## Exercise
Show all lines of the listing that hold the word "Szűcs".

————————

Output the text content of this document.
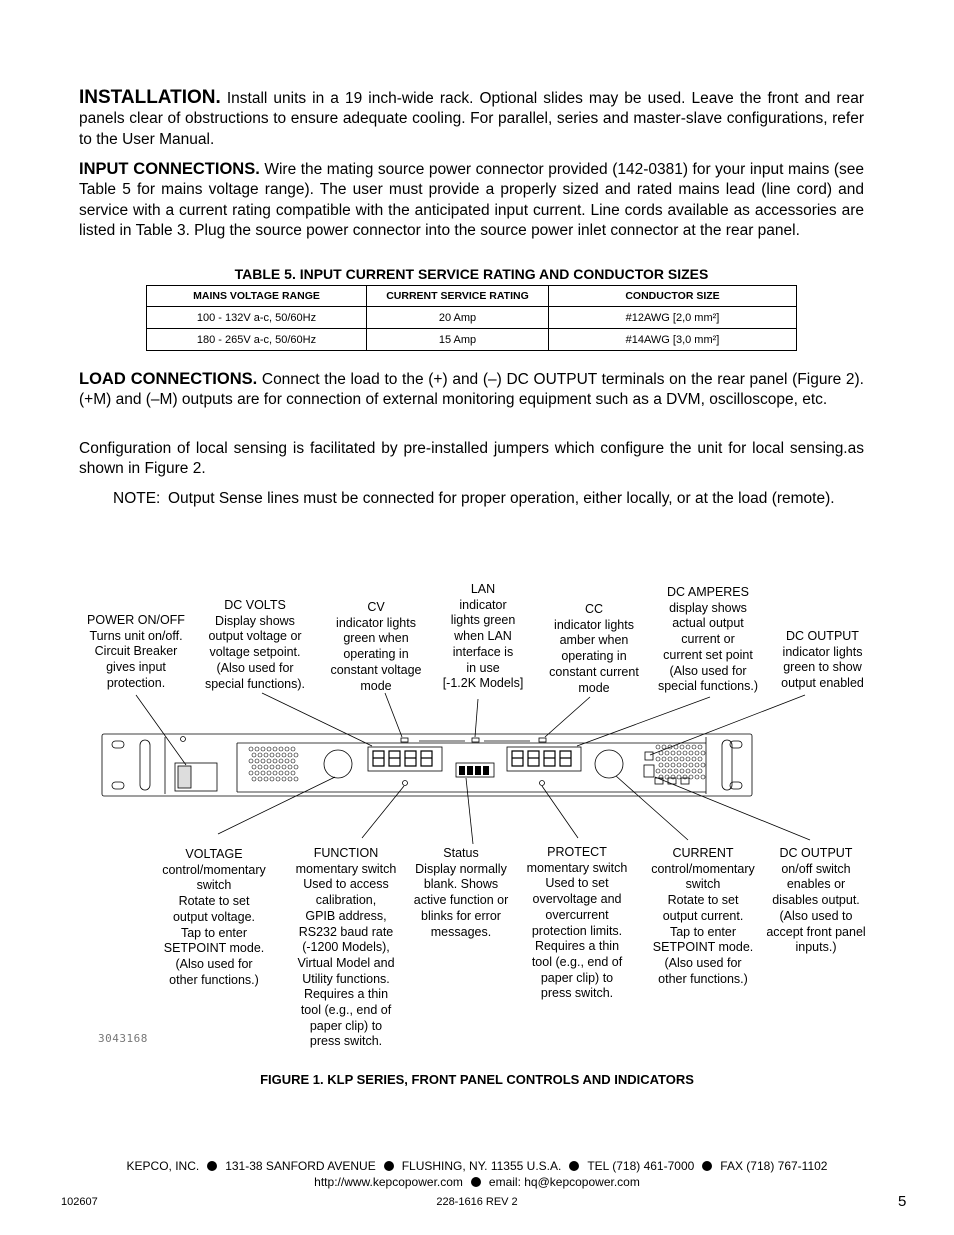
INSTALLATION. Install units in a 19 inch-wide rack. Optional slides may be used. Leave the front and rear panels clear of obstructions to ensure adequate cooling. For parallel, series and master-slave configurations, refer to the User Manual.

INPUT CONNECTIONS. Wire the mating source power connector provided (142-0381) for your input mains (see Table 5 for mains voltage range). The user must provide a properly sized and rated mains lead (line cord) and service with a current rating compatible with the anticipated input current. Line cords available as accessories are listed in Table 3. Plug the source power connector into the source power inlet connector at the rear panel.

TABLE 5. INPUT CURRENT SERVICE RATING AND CONDUCTOR SIZES
MAINS VOLTAGE RANGE	CURRENT SERVICE RATING	CONDUCTOR SIZE
100 - 132V a-c, 50/60Hz	20 Amp	#12AWG [2,0 mm²]
180 - 265V a-c, 50/60Hz	15 Amp	#14AWG [3,0 mm²]

LOAD CONNECTIONS. Connect the load to the (+) and (–) DC OUTPUT terminals on the rear panel (Figure 2). (+M) and (–M) outputs are for connection of external monitoring equipment such as a DVM, oscilloscope, etc.

Configuration of local sensing is facilitated by pre-installed jumpers which configure the unit for local sensing.as shown in Figure 2.

NOTE: Output Sense lines must be connected for proper operation, either locally, or at the load (remote).
POWER ON/OFF
Turns unit on/off.
Circuit Breaker
gives input
protection.
DC VOLTS
Display shows
output voltage or
voltage setpoint.
(Also used for
special functions).
CV
indicator lights
green when
operating in
constant voltage
mode
LAN
indicator
lights green
when LAN
interface is
in use
[-1.2K Models]
CC
indicator lights
amber when
operating in
constant current
mode
DC AMPERES
display shows
actual output
current or
current set point
(Also used for
special functions.)
DC OUTPUT
indicator lights
green to show
output enabled
VOLTAGE
control/momentary
switch
Rotate to set
output voltage.
Tap to enter
SETPOINT mode.
(Also used for
other functions.)
FUNCTION
momentary switch
Used to access
calibration,
GPIB address,
RS232 baud rate
(-1200 Models),
Virtual Model and
Utility functions.
Requires a thin
tool (e.g., end of
paper clip) to
press switch.
Status
Display normally
blank. Shows
active function or
blinks for error
messages.
PROTECT
momentary switch
Used to set
overvoltage and
overcurrent
protection limits.
Requires a thin
tool (e.g., end of
paper clip) to
press switch.
CURRENT
control/momentary
switch
Rotate to set
output current.
Tap to enter
SETPOINT mode.
(Also used for
other functions.)
DC OUTPUT
on/off switch
enables or
disables output.
(Also used to
accept front panel
inputs.)
3043168
FIGURE 1. KLP SERIES, FRONT PANEL CONTROLS AND INDICATORS
KEPCO, INC. 131-38 SANFORD AVENUE FLUSHING, NY. 11355 U.S.A. TEL (718) 461-7000 FAX (718) 767-1102
http://www.kepcopower.com email: hq@kepcopower.com
102607	228-1616 REV 2	5
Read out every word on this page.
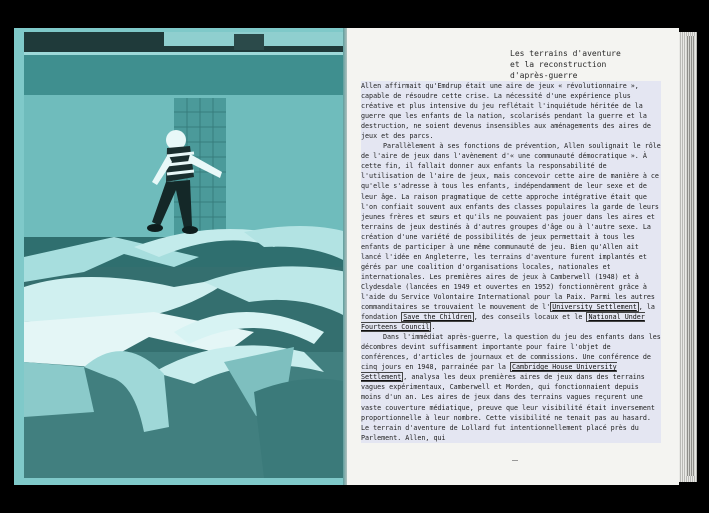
Les terrains d'aventure
et la reconstruction
d'après-guerre

Allen affirmait qu'Emdrup était une aire de jeux « révolutionnaire », capable de résoudre cette crise. La nécessité d'une expérience plus créative et plus intensive du jeu reflétait l'inquiétude héritée de la guerre que les enfants de la nation, scolarisés pendant la guerre et la destruction, ne soient devenus insensibles aux aménagements des aires de jeux et des parcs.

Parallèlement à ses fonctions de prévention, Allen soulignait le rôle de l'aire de jeux dans l'avènement d'« une communauté démocratique ». À cette fin, il fallait donner aux enfants la responsabilité de l'utilisation de l'aire de jeux, mais concevoir cette aire de manière à ce qu'elle s'adresse à tous les enfants, indépendamment de leur sexe et de leur âge. La raison pragmatique de cette approche intégrative était que l'on confiait souvent aux enfants des classes populaires la garde de leurs jeunes frères et sœurs et qu'ils ne pouvaient pas jouer dans les aires et terrains de jeux destinés à d'autres groupes d'âge ou à l'autre sexe. La création d'une variété de possibilités de jeux permettait à tous les enfants de participer à une même communauté de jeu. Bien qu'Allen ait lancé l'idée en Angleterre, les terrains d'aventure furent implantés et gérés par une coalition d'organisations locales, nationales et internationales. Les premières aires de jeux à Camberwell (1948) et à Clydesdale (lancées en 1949 et ouvertes en 1952) fonctionnèrent grâce à l'aide du Service Volontaire International pour la Paix. Parmi les autres commanditaires se trouvaient le mouvement de l' University Settlement , la fondation Save the Children , des conseils locaux et le National Under Fourteens Council .

Dans l'immédiat après-guerre, la question du jeu des enfants dans les décombres devint suffisamment importante pour faire l'objet de conférences, d'articles de journaux et de commissions. Une conférence de cinq jours en 1948, parrainée par la Cambridge House University Settlement , analysa les deux premières aires de jeux dans des terrains vagues expérimentaux, Camberwell et Morden, qui fonctionnaient depuis moins d'un an. Les aires de jeux dans des terrains vagues reçurent une vaste couverture médiatique, preuve que leur visibilité était inversement proportionnelle à leur nombre. Cette visibilité ne tenait pas au hasard. Le terrain d'aventure de Lollard fut intentionnellement placé près du Parlement. Allen, qui
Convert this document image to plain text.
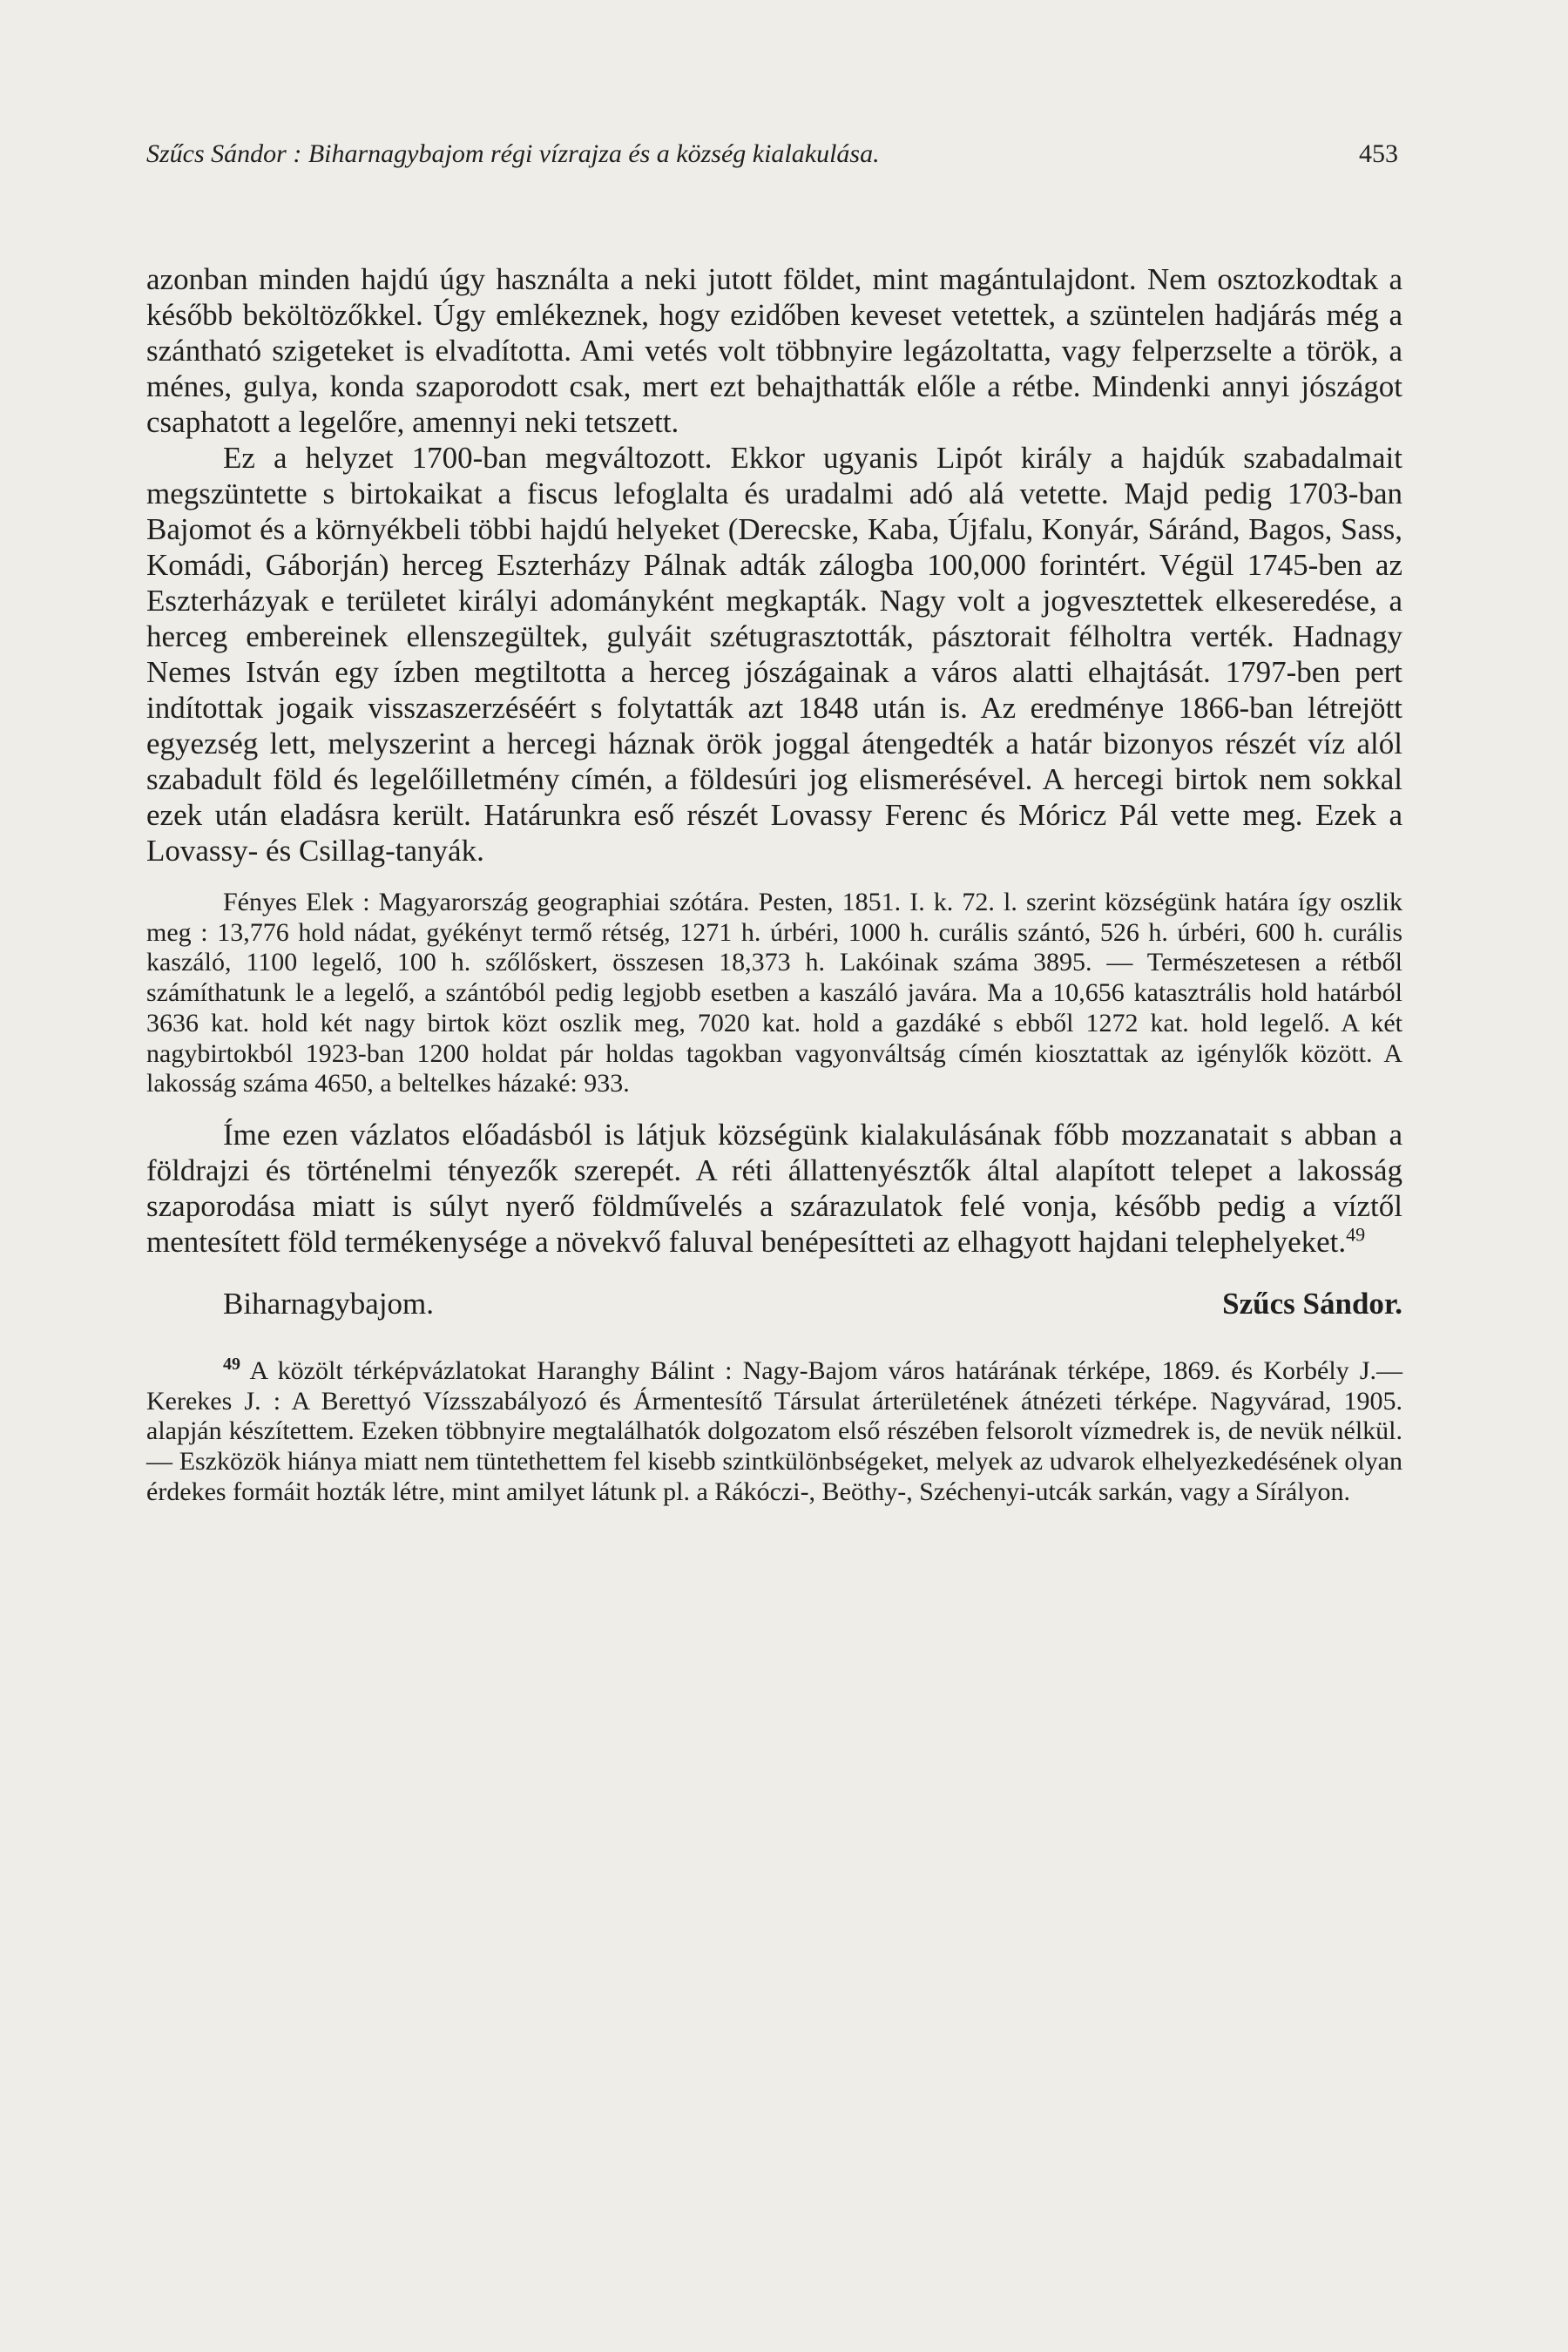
Szűcs Sándor : Biharnagybajom régi vízrajza és a község kialakulása.	453

azonban minden hajdú úgy használta a neki jutott földet, mint magántulajdont. Nem osztozkodtak a később beköltözőkkel. Úgy emlékeznek, hogy ezidőben keveset vetettek, a szüntelen hadjárás még a szántható szigeteket is elvadította. Ami vetés volt többnyire legázoltatta, vagy felperzselte a török, a ménes, gulya, konda szaporodott csak, mert ezt behajthatták előle a rétbe. Mindenki annyi jószágot csaphatott a legelőre, amennyi neki tetszett.

Ez a helyzet 1700-ban megváltozott. Ekkor ugyanis Lipót király a hajdúk szabadalmait megszüntette s birtokaikat a fiscus lefoglalta és uradalmi adó alá vetette. Majd pedig 1703-ban Bajomot és a környékbeli többi hajdú helyeket (Derecske, Kaba, Újfalu, Konyár, Sáránd, Bagos, Sass, Komádi, Gáborján) herceg Eszterházy Pálnak adták zálogba 100,000 forintért. Végül 1745-ben az Eszterházyak e területet királyi adományként megkapták. Nagy volt a jogvesztettek elkeseredése, a herceg embereinek ellenszegültek, gulyáit szétugrasztották, pásztorait félholtra verték. Hadnagy Nemes István egy ízben megtiltotta a herceg jószágainak a város alatti elhajtását. 1797-ben pert indítottak jogaik visszaszerzéséért s folytatták azt 1848 után is. Az eredménye 1866-ban létrejött egyezség lett, melyszerint a hercegi háznak örök joggal átengedték a határ bizonyos részét víz alól szabadult föld és legelőilletmény címén, a földesúri jog elismerésével. A hercegi birtok nem sokkal ezek után eladásra került. Határunkra eső részét Lovassy Ferenc és Móricz Pál vette meg. Ezek a Lovassy- és Csillag-tanyák.

Fényes Elek : Magyarország geographiai szótára. Pesten, 1851. I. k. 72. l. szerint községünk határa így oszlik meg : 13,776 hold nádat, gyékényt termő rétség, 1271 h. úrbéri, 1000 h. curális szántó, 526 h. úrbéri, 600 h. curális kaszáló, 1100 legelő, 100 h. szőlőskert, összesen 18,373 h. Lakóinak száma 3895. — Természetesen a rétből számíthatunk le a legelő, a szántóból pedig legjobb esetben a kaszáló javára. Ma a 10,656 katasztrális hold határból 3636 kat. hold két nagy birtok közt oszlik meg, 7020 kat. hold a gazdáké s ebből 1272 kat. hold legelő. A két nagybirtokból 1923-ban 1200 holdat pár holdas tagokban vagyonváltság címén kiosztattak az igénylők között. A lakosság száma 4650, a beltelkes házaké: 933.

Íme ezen vázlatos előadásból is látjuk községünk kialakulásának főbb mozzanatait s abban a földrajzi és történelmi tényezők szerepét. A réti állattenyésztők által alapított telepet a lakosság szaporodása miatt is súlyt nyerő földművelés a szárazulatok felé vonja, később pedig a víztől mentesített föld termékenysége a növekvő faluval benépesítteti az elhagyott hajdani telephelyeket.$^{49}$

Biharnagybajom.	Szűcs Sándor.

$^{49}$ A közölt térképvázlatokat Haranghy Bálint : Nagy-Bajom város határának térképe, 1869. és Korbély J.—Kerekes J. : A Berettyó Vízsszabályozó és Ármentesítő Társulat árterületének átnézeti térképe. Nagyvárad, 1905. alapján készítettem. Ezeken többnyire megtalálhatók dolgozatom első részében felsorolt vízmedrek is, de nevük nélkül. — Eszközök hiánya miatt nem tüntethettem fel kisebb szintkülönbségeket, melyek az udvarok elhelyezkedésének olyan érdekes formáit hozták létre, mint amilyet látunk pl. a Rákóczi-, Beöthy-, Széchenyi-utcák sarkán, vagy a Sírályon.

————————

## Result below
Szűcs Sándor : Biharnagybajom régi vízrajza és a község kialakulása.	453
Biharnagybajom.	Szűcs Sándor.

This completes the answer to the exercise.